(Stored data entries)
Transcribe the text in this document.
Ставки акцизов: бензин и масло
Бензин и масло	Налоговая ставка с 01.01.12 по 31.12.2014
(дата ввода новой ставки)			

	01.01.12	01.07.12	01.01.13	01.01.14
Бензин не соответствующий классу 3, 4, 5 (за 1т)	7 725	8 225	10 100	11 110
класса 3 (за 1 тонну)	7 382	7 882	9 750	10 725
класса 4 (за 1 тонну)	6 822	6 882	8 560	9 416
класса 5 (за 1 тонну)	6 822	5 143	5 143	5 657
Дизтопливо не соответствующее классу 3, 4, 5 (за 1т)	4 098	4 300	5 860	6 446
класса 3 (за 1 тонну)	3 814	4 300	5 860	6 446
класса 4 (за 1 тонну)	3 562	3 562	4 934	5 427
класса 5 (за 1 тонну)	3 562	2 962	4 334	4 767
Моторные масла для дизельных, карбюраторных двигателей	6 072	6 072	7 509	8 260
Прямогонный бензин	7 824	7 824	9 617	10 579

Exercise aim —
Retype all of the entries precisely as they are.

Solution for this problem —
Transcribe the text in this document.
Ставки акцизов: бензин и масло
Бензин и масло	Налоговая ставка с 01.01.12 по 31.12.2014
(дата ввода новой ставки)			

	01.01.12	01.07.12	01.01.13	01.01.14
Бензин не соответствующий классу 3, 4, 5 (за 1т)	7 725	8 225	10 100	11 110
класса 3 (за 1 тонну)	7 382	7 882	9 750	10 725
класса 4 (за 1 тонну)	6 822	6 882	8 560	9 416
класса 5 (за 1 тонну)	6 822	5 143	5 143	5 657
Дизтопливо не соответствующее классу 3, 4, 5 (за 1т)	4 098	4 300	5 860	6 446
класса 3 (за 1 тонну)	3 814	4 300	5 860	6 446
класса 4 (за 1 тонну)	3 562	3 562	4 934	5 427
класса 5 (за 1 тонну)	3 562	2 962	4 334	4 767
Моторные масла для дизельных, карбюраторных двигателей	6 072	6 072	7 509	8 260
Прямогонный бензин	7 824	7 824	9 617	10 579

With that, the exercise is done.